*Исходный текст*:
┄┄┄┄┄┄┄┄┄┄

Доброжелательность — снисходительность — отрешенность.
«Проходите, прекрасные и безумные…»
* * *
Где размыло время, как рекою,
Стены погребов пороховых,
Девушки, свой свет прикрыв рукою,
Проходите мимо них.
* * *
И все равно — он; в ореоле законной славы всего их светлого цвета, уже потускневшего, проходит он. А вокруг нее — дымка ужаса.
То, что не смогли сделать с ней, с ее роковым природным влечением, ни Бог, ни мужчины, ни ее собственное сострадание, — сделает ее гордость. Лишь гордость одолеет ее. Настолько, что девушка — вечная юность, — оробевшая прильнет к своей матери: — Эта дама внушает мне страх. У нее такой суровый вид. Чем я ей не угодила?..

┄┄┄┄┄┄┄┄┄┄

Данные структурного разбора страниц
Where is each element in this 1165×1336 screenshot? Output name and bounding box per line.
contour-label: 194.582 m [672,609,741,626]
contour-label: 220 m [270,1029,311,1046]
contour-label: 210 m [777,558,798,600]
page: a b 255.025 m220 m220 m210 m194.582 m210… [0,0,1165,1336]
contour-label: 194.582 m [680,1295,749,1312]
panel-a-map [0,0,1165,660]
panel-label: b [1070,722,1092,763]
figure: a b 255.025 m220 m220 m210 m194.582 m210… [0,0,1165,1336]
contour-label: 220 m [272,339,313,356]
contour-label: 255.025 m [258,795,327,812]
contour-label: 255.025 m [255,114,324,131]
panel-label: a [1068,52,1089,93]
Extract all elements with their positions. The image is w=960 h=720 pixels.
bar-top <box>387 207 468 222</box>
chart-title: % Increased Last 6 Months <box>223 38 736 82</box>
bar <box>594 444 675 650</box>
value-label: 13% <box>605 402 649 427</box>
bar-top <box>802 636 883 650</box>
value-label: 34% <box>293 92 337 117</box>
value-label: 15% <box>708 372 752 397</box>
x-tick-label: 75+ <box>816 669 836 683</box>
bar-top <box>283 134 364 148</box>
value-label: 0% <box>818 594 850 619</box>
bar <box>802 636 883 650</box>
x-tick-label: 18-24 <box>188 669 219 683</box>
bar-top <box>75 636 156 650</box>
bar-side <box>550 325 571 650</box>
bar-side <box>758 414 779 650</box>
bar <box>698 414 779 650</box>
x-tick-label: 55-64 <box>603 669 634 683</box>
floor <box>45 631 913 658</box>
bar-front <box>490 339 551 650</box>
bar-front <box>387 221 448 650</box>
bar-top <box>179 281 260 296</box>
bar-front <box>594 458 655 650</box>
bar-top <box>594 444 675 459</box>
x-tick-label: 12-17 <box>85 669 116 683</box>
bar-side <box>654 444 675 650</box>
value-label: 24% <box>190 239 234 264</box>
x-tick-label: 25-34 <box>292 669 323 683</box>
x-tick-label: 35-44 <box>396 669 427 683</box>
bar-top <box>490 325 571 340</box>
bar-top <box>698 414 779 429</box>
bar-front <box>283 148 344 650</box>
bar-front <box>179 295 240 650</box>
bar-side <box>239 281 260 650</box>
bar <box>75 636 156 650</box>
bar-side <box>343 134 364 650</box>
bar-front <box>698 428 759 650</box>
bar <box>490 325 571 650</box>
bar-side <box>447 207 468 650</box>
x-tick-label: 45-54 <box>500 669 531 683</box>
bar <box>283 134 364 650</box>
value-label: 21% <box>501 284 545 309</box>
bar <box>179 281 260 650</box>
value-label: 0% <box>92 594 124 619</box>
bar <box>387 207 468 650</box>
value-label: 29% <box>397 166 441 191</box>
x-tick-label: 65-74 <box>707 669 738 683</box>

┄┄┄┄┄┄┄┄┄┄

*Задание*: Подхватите исходный текст и продолжите его сразу после последней фразы. Перечень в этой работе никак не используется.

*Ожидаемый ответ*:
А другая, когда мать подведет ее к ней («даме»), — кто знает зачем? — услышит голос, надтреснутый от подавленного волнения: — Ваша мать сказала мне, что у Вас склонность к живописи. Следует развивать свое дарование, мадмуазель…
Она никогда не будет пудриться, краситься, молодиться, она не прибегнет к фальши и гриму, она оставит это «нормальным» старухам, что в шестьдесят лет, на глазах у всех, с благословения священника, законным образом выходят замуж за двадцатилетних. Она оставит это сестрам Цезаря.
* * *
Роковое и естественное влечение горы к долине, потока — к озеру.
Когда приближается вечер, гора начинает течь к вершине. Когда наступает вечер, она сливается с вершиной. Как будто ее потоки несут ее вспять. Когда наступает вечер, гора себя поглощает.
* * *
…И однажды та, что была некогда младшей, узнает, что где-то, на другом конце той же земли, умерла старшая. Сперва она захочет написать, чтобы убедиться. Но время помчится — письмо не сдвинется с места. Желание останется желанием. «Я хочу знать» превратится в «я хотела бы», потом — в «я не хотела бы». — Зачем, ведь она умерла? Ведь я тоже умру когда-нибудь…
И решительно, со всей правдивостью безразличья:
— Ведь она умерла во мне — для меня — уже двадцать лет назад?
Не нужно умирать, чтобы быть мертвым.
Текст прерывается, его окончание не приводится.